* [DIRECTIONS FOR THIS TASK] Your task is to print all of the material verbatim.

Data entries:

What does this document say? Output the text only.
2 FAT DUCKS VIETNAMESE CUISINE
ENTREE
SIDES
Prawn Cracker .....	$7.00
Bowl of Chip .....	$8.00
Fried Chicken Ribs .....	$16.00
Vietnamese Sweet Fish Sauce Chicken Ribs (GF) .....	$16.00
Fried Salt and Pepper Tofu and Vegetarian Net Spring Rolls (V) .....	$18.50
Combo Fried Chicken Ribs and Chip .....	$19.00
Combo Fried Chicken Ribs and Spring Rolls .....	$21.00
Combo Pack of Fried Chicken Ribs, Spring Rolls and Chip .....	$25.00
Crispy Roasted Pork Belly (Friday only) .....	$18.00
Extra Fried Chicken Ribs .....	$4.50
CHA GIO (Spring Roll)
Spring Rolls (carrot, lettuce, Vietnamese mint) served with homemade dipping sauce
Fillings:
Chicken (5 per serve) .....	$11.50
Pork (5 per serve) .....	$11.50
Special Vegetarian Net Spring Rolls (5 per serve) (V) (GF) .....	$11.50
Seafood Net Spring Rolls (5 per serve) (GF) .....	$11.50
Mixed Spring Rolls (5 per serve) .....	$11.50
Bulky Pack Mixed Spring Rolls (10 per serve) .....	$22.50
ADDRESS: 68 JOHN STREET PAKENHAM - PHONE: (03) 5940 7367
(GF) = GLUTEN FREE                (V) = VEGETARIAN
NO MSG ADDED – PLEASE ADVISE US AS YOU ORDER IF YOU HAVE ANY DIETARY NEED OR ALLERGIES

* [THE RESPONSE]
What does this document say? Output the text only.
2 FAT DUCKS VIETNAMESE CUISINE
ENTREE
SIDES
Prawn Cracker .....	$7.00
Bowl of Chip .....	$8.00
Fried Chicken Ribs .....	$16.00
Vietnamese Sweet Fish Sauce Chicken Ribs (GF) .....	$16.00
Fried Salt and Pepper Tofu and Vegetarian Net Spring Rolls (V) .....	$18.50
Combo Fried Chicken Ribs and Chip .....	$19.00
Combo Fried Chicken Ribs and Spring Rolls .....	$21.00
Combo Pack of Fried Chicken Ribs, Spring Rolls and Chip .....	$25.00
Crispy Roasted Pork Belly (Friday only) .....	$18.00
Extra Fried Chicken Ribs .....	$4.50
CHA GIO (Spring Roll)
Spring Rolls (carrot, lettuce, Vietnamese mint) served with homemade dipping sauce
Fillings:
Chicken (5 per serve) .....	$11.50
Pork (5 per serve) .....	$11.50
Special Vegetarian Net Spring Rolls (5 per serve) (V) (GF) .....	$11.50
Seafood Net Spring Rolls (5 per serve) (GF) .....	$11.50
Mixed Spring Rolls (5 per serve) .....	$11.50
Bulky Pack Mixed Spring Rolls (10 per serve) .....	$22.50
ADDRESS: 68 JOHN STREET PAKENHAM - PHONE: (03) 5940 7367
(GF) = GLUTEN FREE                (V) = VEGETARIAN
NO MSG ADDED – PLEASE ADVISE US AS YOU ORDER IF YOU HAVE ANY DIETARY NEED OR ALLERGIES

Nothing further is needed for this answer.